The task.
Without the pictures, give the entries below again exactly as written.

Saved entries
-- start --

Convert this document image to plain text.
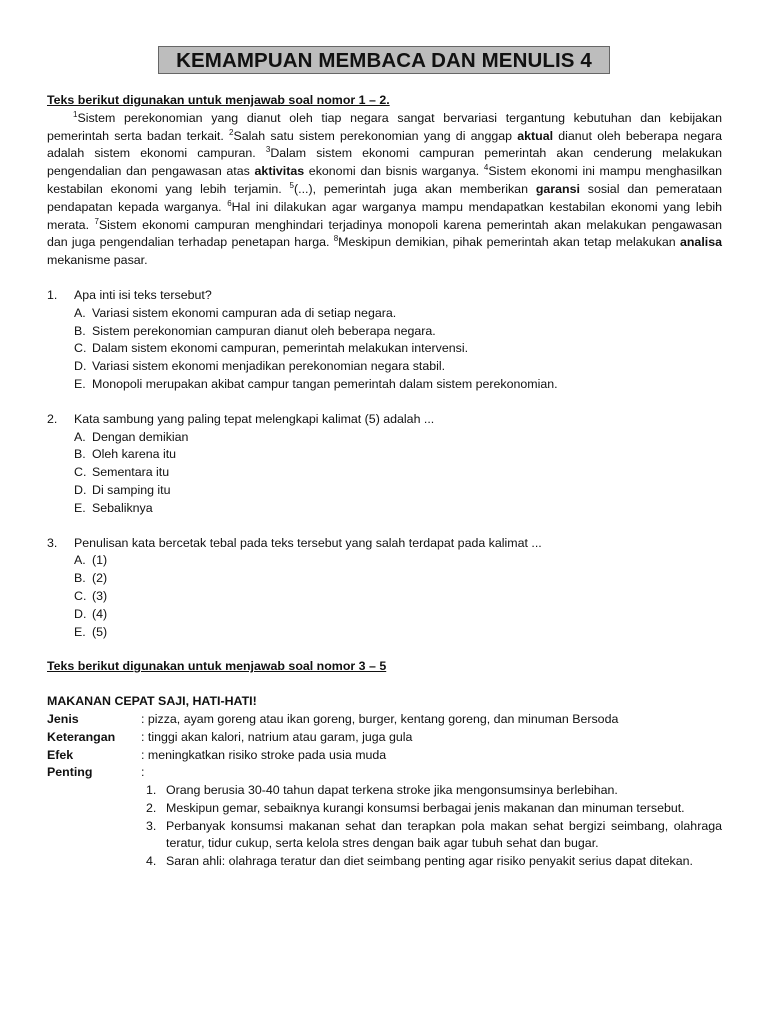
KEMAMPUAN MEMBACA DAN MENULIS 4
Teks berikut digunakan untuk menjawab soal nomor 1 – 2.

$^1$Sistem perekonomian yang dianut oleh tiap negara sangat bervariasi tergantung kebutuhan dan kebijakan pemerintah serta badan terkait. $^2$Salah satu sistem perekonomian yang di anggap aktual dianut oleh beberapa negara adalah sistem ekonomi campuran. $^3$Dalam sistem ekonomi campuran pemerintah akan cenderung melakukan pengendalian dan pengawasan atas aktivitas ekonomi dan bisnis warganya. $^4$Sistem ekonomi ini mampu menghasilkan kestabilan ekonomi yang lebih terjamin. $^5$(...), pemerintah juga akan memberikan garansi sosial dan pemerataan pendapatan kepada warganya. $^6$Hal ini dilakukan agar warganya mampu mendapatkan kestabilan ekonomi yang lebih merata. $^7$Sistem ekonomi campuran menghindari terjadinya monopoli karena pemerintah akan melakukan pengawasan dan juga pengendalian terhadap penetapan harga. $^8$Meskipun demikian, pihak pemerintah akan tetap melakukan analisa mekanisme pasar.

1. Apa inti isi teks tersebut?
A. Variasi sistem ekonomi campuran ada di setiap negara.
B. Sistem perekonomian campuran dianut oleh beberapa negara.
C. Dalam sistem ekonomi campuran, pemerintah melakukan intervensi.
D. Variasi sistem ekonomi menjadikan perekonomian negara stabil.
E. Monopoli merupakan akibat campur tangan pemerintah dalam sistem perekonomian.
2. Kata sambung yang paling tepat melengkapi kalimat (5) adalah ...
A. Dengan demikian
B. Oleh karena itu
C. Sementara itu
D. Di samping itu
E. Sebaliknya
3. Penulisan kata bercetak tebal pada teks tersebut yang salah terdapat pada kalimat ...
A. (1)
B. (2)
C. (3)
D. (4)
E. (5)
Teks berikut digunakan untuk menjawab soal nomor 3 – 5
MAKANAN CEPAT SAJI, HATI-HATI!
Jenis	: pizza, ayam goreng atau ikan goreng, burger, kentang goreng, dan minuman Bersoda
Keterangan : tinggi akan kalori, natrium atau garam, juga gula
Efek	: meningkatkan risiko stroke pada usia muda
Penting	:
1. Orang berusia 30-40 tahun dapat terkena stroke jika mengonsumsinya berlebihan.
2. Meskipun gemar, sebaiknya kurangi konsumsi berbagai jenis makanan dan minuman tersebut.
3. Perbanyak konsumsi makanan sehat dan terapkan pola makan sehat bergizi seimbang, olahraga teratur, tidur cukup, serta kelola stres dengan baik agar tubuh sehat dan bugar.
4. Saran ahli: olahraga teratur dan diet seimbang penting agar risiko penyakit serius dapat ditekan.
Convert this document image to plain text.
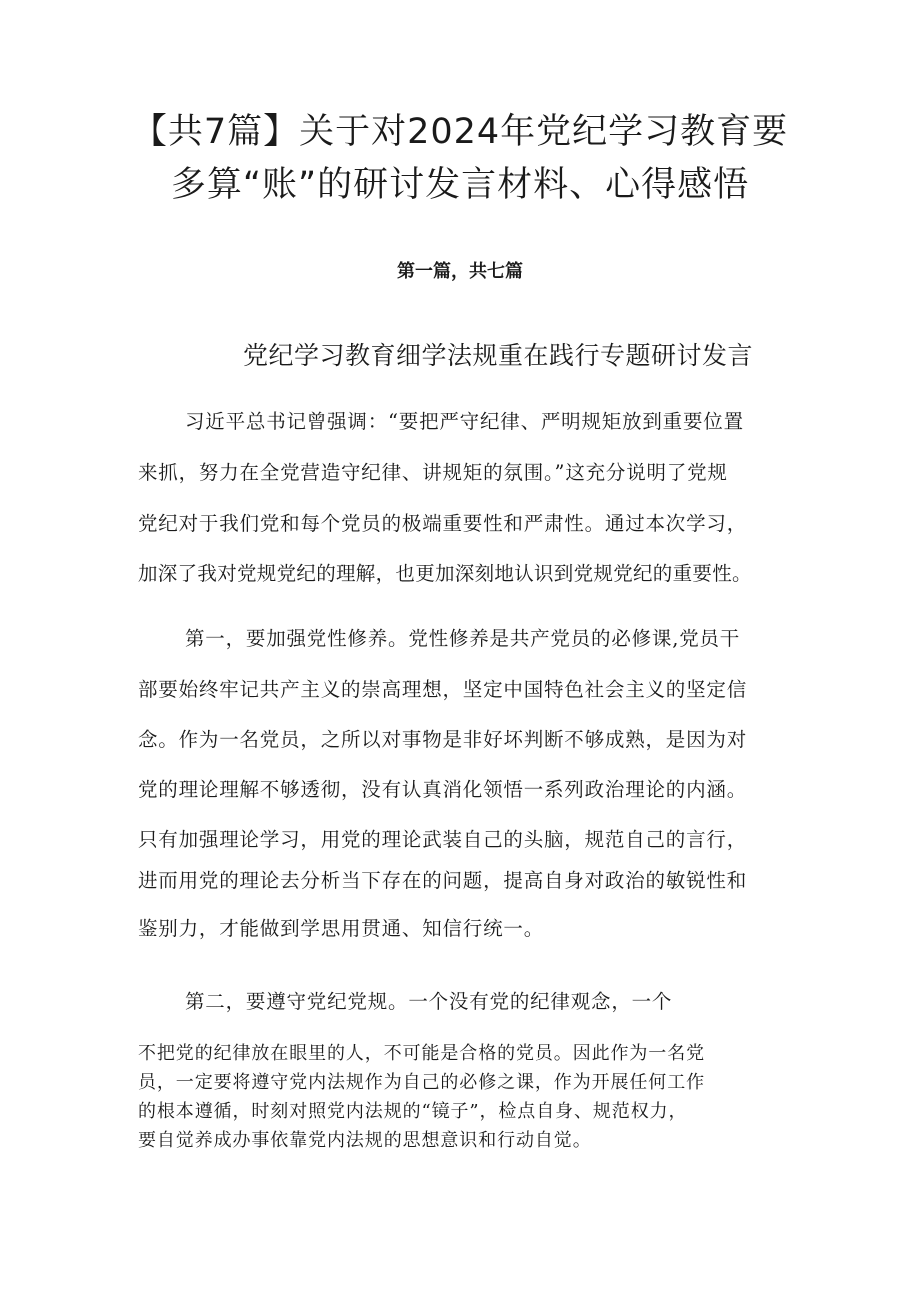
【共7篇】关于对2024年党纪学习教育要
多算“账”的研讨发言材料、心得感悟
第一篇，共七篇
党纪学习教育细学法规重在践行专题研讨发言
习近平总书记曾强调：“要把严守纪律、严明规矩放到重要位置
来抓，努力在全党营造守纪律、讲规矩的氛围。”这充分说明了党规
党纪对于我们党和每个党员的极端重要性和严肃性。通过本次学习，
加深了我对党规党纪的理解，也更加深刻地认识到党规党纪的重要性。
第一，要加强党性修养。党性修养是共产党员的必修课,党员干
部要始终牢记共产主义的崇高理想，坚定中国特色社会主义的坚定信
念。作为一名党员，之所以对事物是非好坏判断不够成熟，是因为对
党的理论理解不够透彻，没有认真消化领悟一系列政治理论的内涵。
只有加强理论学习，用党的理论武装自己的头脑，规范自己的言行，
进而用党的理论去分析当下存在的问题，提高自身对政治的敏锐性和
鉴别力，才能做到学思用贯通、知信行统一。
第二，要遵守党纪党规。一个没有党的纪律观念，一个
不把党的纪律放在眼里的人，不可能是合格的党员。因此作为一名党
员，一定要将遵守党内法规作为自己的必修之课，作为开展任何工作
的根本遵循，时刻对照党内法规的“镜子”，检点自身、规范权力，
要自觉养成办事依靠党内法规的思想意识和行动自觉。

-- end --

Answer to the task.
Convert this document image to plain text.
KEMAMPUAN MEMBACA DAN MENULIS 4
Teks berikut digunakan untuk menjawab soal nomor 1 – 2.

$^1$Sistem perekonomian yang dianut oleh tiap negara sangat bervariasi tergantung kebutuhan dan kebijakan pemerintah serta badan terkait. $^2$Salah satu sistem perekonomian yang di anggap aktual dianut oleh beberapa negara adalah sistem ekonomi campuran. $^3$Dalam sistem ekonomi campuran pemerintah akan cenderung melakukan pengendalian dan pengawasan atas aktivitas ekonomi dan bisnis warganya. $^4$Sistem ekonomi ini mampu menghasilkan kestabilan ekonomi yang lebih terjamin. $^5$(...), pemerintah juga akan memberikan garansi sosial dan pemerataan pendapatan kepada warganya. $^6$Hal ini dilakukan agar warganya mampu mendapatkan kestabilan ekonomi yang lebih merata. $^7$Sistem ekonomi campuran menghindari terjadinya monopoli karena pemerintah akan melakukan pengawasan dan juga pengendalian terhadap penetapan harga. $^8$Meskipun demikian, pihak pemerintah akan tetap melakukan analisa mekanisme pasar.

1. Apa inti isi teks tersebut?
A. Variasi sistem ekonomi campuran ada di setiap negara.
B. Sistem perekonomian campuran dianut oleh beberapa negara.
C. Dalam sistem ekonomi campuran, pemerintah melakukan intervensi.
D. Variasi sistem ekonomi menjadikan perekonomian negara stabil.
E. Monopoli merupakan akibat campur tangan pemerintah dalam sistem perekonomian.
2. Kata sambung yang paling tepat melengkapi kalimat (5) adalah ...
A. Dengan demikian
B. Oleh karena itu
C. Sementara itu
D. Di samping itu
E. Sebaliknya
3. Penulisan kata bercetak tebal pada teks tersebut yang salah terdapat pada kalimat ...
A. (1)
B. (2)
C. (3)
D. (4)
E. (5)
Teks berikut digunakan untuk menjawab soal nomor 3 – 5
MAKANAN CEPAT SAJI, HATI-HATI!
Jenis	: pizza, ayam goreng atau ikan goreng, burger, kentang goreng, dan minuman Bersoda
Keterangan : tinggi akan kalori, natrium atau garam, juga gula
Efek	: meningkatkan risiko stroke pada usia muda
Penting	:
1. Orang berusia 30-40 tahun dapat terkena stroke jika mengonsumsinya berlebihan.
2. Meskipun gemar, sebaiknya kurangi konsumsi berbagai jenis makanan dan minuman tersebut.
3. Perbanyak konsumsi makanan sehat dan terapkan pola makan sehat bergizi seimbang, olahraga teratur, tidur cukup, serta kelola stres dengan baik agar tubuh sehat dan bugar.
4. Saran ahli: olahraga teratur dan diet seimbang penting agar risiko penyakit serius dapat ditekan.
Convert this document image to plain text.
【共7篇】关于对2024年党纪学习教育要
多算“账”的研讨发言材料、心得感悟
第一篇，共七篇
党纪学习教育细学法规重在践行专题研讨发言
习近平总书记曾强调：“要把严守纪律、严明规矩放到重要位置
来抓，努力在全党营造守纪律、讲规矩的氛围。”这充分说明了党规
党纪对于我们党和每个党员的极端重要性和严肃性。通过本次学习，
加深了我对党规党纪的理解，也更加深刻地认识到党规党纪的重要性。
第一，要加强党性修养。党性修养是共产党员的必修课,党员干
部要始终牢记共产主义的崇高理想，坚定中国特色社会主义的坚定信
念。作为一名党员，之所以对事物是非好坏判断不够成熟，是因为对
党的理论理解不够透彻，没有认真消化领悟一系列政治理论的内涵。
只有加强理论学习，用党的理论武装自己的头脑，规范自己的言行，
进而用党的理论去分析当下存在的问题，提高自身对政治的敏锐性和
鉴别力，才能做到学思用贯通、知信行统一。
第二，要遵守党纪党规。一个没有党的纪律观念，一个
不把党的纪律放在眼里的人，不可能是合格的党员。因此作为一名党
员，一定要将遵守党内法规作为自己的必修之课，作为开展任何工作
的根本遵循，时刻对照党内法规的“镜子”，检点自身、规范权力，
要自觉养成办事依靠党内法规的思想意识和行动自觉。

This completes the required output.